═══ Excerpt to read

You’ve written recently about the value in “boring” design solutions. And yet to design those requires a real suppression of ego. To what extent does ego play a role in your design work?

Design is precarious and sensitive and personal: it’s hard to stop your ego playing a part in that.

At the same time though, I think it’s important to separate the value that I may get from designing something, and the value that is brought to the product. You have to ask yourself if you’re doing something because it fundamentally improves the end product, or because you want to show off and get recognition.

My experience has been that the value a designer, or a company, or a product puts on ego is often at the cost of the actual end product. It’s not likely to be a small benefit to the product and a big benefit to your ego, it’ll be a big benefit to your ego to the detriment of the product.

I think, to some extent, my gravitation towards boring, straightforward ideas is partly as a defence mechanism. We all want to go for those things that are going to get you accolades and recognition, but there’s also a big risk there. By seeking out boring designs, in a way I’m protecting myself. I’m protecting my ego from being crushed.

Showing off is just the opposite of my personality. As a person, I don’t like to draw attention to myself, and I think that feeds into my design instincts too. I’m not interested in having people notice the skill of the craft, I just want things to be invisible and appropriate. There’s a kind of perverse joy in doing that — to hiding in the background.

Does that mean you are often left feeling under-appreciated?

Oh, totally. I feel the same way anybody does when you launch a project — you poured everything into it and you just want everybody to tell you how amazing it is. Design is an inherently insecure activity: there are no numbers that can tell you that you were right, and you’re constantly second-guessing the decisions you made. Having people tell you over and over again how great a piece of work is can make up for that, but you can’t put much value in it, because those people don’t have the context — they don’t fully understand the situation. The same’s true of those who tell you the work sucks — they don’t understand the decisions that were made, and the trade-offs that had to happen. So you can’t really value either the positive or the negative feedback.

If you’re only happy with a project when people tell you how great it is, you’re a slave to something that’s inherently outside of your control. A big part of the process for me is recognising that. I still really want people to tell me I’m great, but I’m also trying to recognise that whether they do or they don’t, it doesn’t really mean anything.

══════
═══ Material provided

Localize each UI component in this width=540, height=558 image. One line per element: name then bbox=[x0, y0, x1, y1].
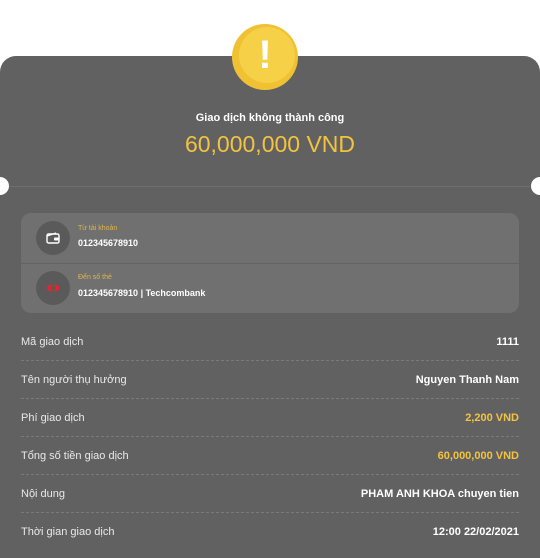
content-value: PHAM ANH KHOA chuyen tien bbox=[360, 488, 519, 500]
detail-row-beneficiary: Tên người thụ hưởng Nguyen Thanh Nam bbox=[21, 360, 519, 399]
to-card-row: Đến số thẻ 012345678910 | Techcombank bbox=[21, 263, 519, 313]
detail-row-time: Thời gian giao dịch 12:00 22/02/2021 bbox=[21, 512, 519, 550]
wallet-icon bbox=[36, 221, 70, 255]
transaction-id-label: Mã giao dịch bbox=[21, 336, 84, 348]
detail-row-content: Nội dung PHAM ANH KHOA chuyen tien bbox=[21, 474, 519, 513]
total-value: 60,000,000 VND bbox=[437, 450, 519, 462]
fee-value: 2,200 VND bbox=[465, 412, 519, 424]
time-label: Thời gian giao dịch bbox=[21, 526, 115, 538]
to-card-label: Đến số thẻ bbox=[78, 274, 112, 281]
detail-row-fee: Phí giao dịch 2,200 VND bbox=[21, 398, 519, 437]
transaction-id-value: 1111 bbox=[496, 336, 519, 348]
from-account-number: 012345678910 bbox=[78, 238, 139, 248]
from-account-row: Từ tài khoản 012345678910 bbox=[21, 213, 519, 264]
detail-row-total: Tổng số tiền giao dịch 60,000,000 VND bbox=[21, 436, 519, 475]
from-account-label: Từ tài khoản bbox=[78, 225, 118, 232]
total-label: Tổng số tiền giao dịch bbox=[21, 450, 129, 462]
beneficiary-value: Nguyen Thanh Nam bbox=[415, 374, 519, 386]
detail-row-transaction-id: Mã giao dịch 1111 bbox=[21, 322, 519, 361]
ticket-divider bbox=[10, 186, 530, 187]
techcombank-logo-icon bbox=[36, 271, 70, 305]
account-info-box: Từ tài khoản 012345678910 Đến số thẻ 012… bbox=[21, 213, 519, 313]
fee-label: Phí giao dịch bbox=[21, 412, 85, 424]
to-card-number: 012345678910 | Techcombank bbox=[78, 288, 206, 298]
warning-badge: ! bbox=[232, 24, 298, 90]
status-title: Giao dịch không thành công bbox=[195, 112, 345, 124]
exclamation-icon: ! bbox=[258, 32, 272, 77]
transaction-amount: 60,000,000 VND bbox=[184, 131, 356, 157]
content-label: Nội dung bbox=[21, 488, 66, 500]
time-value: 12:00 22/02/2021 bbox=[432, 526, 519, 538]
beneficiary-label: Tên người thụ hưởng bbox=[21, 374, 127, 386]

══════
═══ Material provided

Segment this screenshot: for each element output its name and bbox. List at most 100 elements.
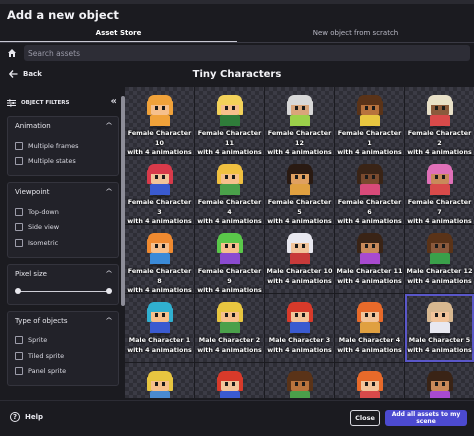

══════
═══ Material provided

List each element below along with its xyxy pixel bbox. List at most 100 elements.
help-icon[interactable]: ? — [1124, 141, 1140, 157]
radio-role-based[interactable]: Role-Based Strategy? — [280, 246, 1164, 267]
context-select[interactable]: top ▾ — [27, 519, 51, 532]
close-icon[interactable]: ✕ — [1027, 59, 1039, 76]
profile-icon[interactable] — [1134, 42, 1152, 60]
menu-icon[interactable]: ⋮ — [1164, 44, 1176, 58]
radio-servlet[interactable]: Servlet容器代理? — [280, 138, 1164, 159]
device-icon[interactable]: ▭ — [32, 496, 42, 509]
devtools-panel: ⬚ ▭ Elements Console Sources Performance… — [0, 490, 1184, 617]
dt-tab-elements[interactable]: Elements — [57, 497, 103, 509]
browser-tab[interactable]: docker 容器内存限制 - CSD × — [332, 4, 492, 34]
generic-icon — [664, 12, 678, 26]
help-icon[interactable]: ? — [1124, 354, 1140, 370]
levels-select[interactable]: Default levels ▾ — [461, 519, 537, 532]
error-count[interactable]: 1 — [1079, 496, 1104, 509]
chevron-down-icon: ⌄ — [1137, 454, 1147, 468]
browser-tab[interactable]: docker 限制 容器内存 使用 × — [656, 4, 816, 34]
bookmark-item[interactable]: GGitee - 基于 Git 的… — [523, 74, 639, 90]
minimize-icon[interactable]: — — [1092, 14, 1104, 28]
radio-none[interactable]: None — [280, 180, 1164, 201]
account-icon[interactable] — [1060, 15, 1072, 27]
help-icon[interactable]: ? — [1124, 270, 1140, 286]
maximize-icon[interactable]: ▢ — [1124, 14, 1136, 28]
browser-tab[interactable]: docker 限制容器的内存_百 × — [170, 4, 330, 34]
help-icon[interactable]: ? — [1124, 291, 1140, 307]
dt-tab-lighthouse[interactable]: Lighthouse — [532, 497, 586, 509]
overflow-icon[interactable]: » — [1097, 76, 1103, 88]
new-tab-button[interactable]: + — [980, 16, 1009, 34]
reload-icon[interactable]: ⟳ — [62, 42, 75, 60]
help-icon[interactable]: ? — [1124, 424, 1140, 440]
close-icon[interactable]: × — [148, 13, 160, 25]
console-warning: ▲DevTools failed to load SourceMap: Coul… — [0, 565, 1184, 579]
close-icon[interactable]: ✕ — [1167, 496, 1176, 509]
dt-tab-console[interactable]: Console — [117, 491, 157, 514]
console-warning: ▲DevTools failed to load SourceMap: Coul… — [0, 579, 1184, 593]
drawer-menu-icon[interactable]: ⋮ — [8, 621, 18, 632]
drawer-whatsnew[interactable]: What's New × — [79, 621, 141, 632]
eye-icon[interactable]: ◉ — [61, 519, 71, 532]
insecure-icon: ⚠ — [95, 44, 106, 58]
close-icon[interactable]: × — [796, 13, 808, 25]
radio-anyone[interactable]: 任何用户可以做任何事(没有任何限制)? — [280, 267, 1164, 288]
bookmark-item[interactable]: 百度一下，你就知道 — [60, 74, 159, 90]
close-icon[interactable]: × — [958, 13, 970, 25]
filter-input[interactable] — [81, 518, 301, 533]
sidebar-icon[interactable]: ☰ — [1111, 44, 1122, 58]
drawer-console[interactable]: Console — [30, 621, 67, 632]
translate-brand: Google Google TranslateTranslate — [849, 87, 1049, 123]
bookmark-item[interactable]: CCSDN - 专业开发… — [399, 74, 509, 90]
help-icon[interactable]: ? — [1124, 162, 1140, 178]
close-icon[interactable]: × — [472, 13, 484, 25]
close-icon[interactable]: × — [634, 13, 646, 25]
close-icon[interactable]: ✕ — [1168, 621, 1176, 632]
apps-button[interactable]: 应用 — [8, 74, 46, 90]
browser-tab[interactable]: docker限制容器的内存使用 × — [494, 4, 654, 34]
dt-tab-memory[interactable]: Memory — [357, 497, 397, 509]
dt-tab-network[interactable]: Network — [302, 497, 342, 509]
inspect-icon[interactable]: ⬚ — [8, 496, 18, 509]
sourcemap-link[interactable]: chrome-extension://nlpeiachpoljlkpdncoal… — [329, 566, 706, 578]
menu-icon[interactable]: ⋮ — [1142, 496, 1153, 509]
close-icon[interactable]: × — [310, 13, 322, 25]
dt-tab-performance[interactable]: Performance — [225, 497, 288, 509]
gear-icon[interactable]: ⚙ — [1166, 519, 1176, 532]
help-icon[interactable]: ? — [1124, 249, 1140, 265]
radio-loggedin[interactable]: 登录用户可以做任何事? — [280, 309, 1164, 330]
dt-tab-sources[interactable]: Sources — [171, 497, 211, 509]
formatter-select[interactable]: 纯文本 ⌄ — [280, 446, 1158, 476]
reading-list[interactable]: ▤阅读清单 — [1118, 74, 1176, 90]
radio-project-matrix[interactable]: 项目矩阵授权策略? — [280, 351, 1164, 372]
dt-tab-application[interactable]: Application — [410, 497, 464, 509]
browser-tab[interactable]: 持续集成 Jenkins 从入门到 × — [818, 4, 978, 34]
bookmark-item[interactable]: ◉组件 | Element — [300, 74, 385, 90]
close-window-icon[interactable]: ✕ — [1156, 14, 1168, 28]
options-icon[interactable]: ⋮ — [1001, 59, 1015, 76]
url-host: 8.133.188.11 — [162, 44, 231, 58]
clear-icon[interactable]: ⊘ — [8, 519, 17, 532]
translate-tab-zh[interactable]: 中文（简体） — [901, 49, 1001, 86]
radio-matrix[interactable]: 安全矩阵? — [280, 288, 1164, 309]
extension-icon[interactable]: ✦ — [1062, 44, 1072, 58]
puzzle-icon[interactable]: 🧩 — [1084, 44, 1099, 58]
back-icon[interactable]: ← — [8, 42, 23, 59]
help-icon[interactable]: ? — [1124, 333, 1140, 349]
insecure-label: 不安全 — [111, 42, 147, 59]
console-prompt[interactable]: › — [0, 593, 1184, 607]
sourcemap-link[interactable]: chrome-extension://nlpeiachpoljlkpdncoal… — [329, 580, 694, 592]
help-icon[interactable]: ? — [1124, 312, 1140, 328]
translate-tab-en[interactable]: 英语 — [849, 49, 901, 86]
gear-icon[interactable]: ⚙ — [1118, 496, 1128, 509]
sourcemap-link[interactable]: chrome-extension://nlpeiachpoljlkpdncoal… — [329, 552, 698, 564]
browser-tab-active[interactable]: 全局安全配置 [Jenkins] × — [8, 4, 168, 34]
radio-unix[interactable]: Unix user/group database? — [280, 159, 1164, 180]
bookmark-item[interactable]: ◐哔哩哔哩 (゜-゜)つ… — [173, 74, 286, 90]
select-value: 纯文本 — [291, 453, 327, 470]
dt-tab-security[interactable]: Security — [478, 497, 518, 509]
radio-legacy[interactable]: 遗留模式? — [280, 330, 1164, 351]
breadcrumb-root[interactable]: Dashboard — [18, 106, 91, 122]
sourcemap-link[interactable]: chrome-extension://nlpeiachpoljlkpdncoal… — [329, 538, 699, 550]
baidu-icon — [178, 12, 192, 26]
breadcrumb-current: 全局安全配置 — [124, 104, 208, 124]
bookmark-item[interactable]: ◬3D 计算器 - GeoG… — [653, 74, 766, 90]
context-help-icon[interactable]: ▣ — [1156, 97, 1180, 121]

══════

In the interview text about ego in design, what does the speaker say their gravitation toward boring, straightforward ideas partly is?

● Expected answer: Partly a defense mechanism, protecting their ego from being crushed.